◆ RECORD SET

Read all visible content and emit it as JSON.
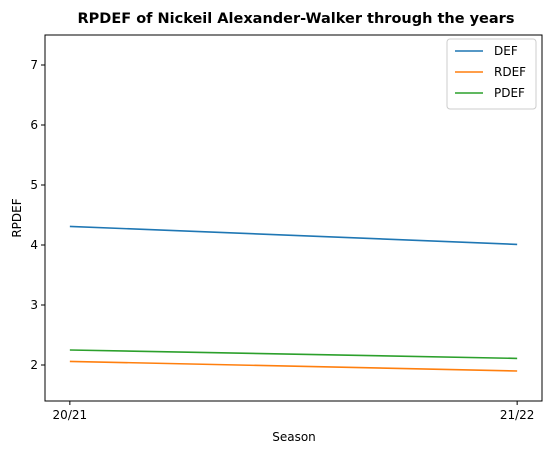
{
  "chart_data": {
    "type": "line",
    "title": "RPDEF of Nickeil Alexander-Walker through the years",
    "xlabel": "Season",
    "ylabel": "RPDEF",
    "categories": [
      "20/21",
      "21/22"
    ],
    "ylim": [
      1.4,
      7.5
    ],
    "yticks": [
      "2",
      "3",
      "4",
      "5",
      "6",
      "7"
    ],
    "grid": false,
    "legend_position": "top-right",
    "series": [
      {
        "name": "DEF",
        "values": [
          4.31,
          4.01
        ],
        "color": "#1f77b4"
      },
      {
        "name": "RDEF",
        "values": [
          2.06,
          1.9
        ],
        "color": "#ff7f0e"
      },
      {
        "name": "PDEF",
        "values": [
          2.25,
          2.11
        ],
        "color": "#2ca02c"
      }
    ]
  }
}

◆ TASK REQUIREMENTS
Print the whole listing above once more, word for word, without its pictures.

◆ COMPLETE ANSWER
Read all visible content and emit it as JSON.
{
  "chart_data": {
    "type": "line",
    "title": "RPDEF of Nickeil Alexander-Walker through the years",
    "xlabel": "Season",
    "ylabel": "RPDEF",
    "categories": [
      "20/21",
      "21/22"
    ],
    "ylim": [
      1.4,
      7.5
    ],
    "yticks": [
      "2",
      "3",
      "4",
      "5",
      "6",
      "7"
    ],
    "grid": false,
    "legend_position": "top-right",
    "series": [
      {
        "name": "DEF",
        "values": [
          4.31,
          4.01
        ],
        "color": "#1f77b4"
      },
      {
        "name": "RDEF",
        "values": [
          2.06,
          1.9
        ],
        "color": "#ff7f0e"
      },
      {
        "name": "PDEF",
        "values": [
          2.25,
          2.11
        ],
        "color": "#2ca02c"
      }
    ]
  }
}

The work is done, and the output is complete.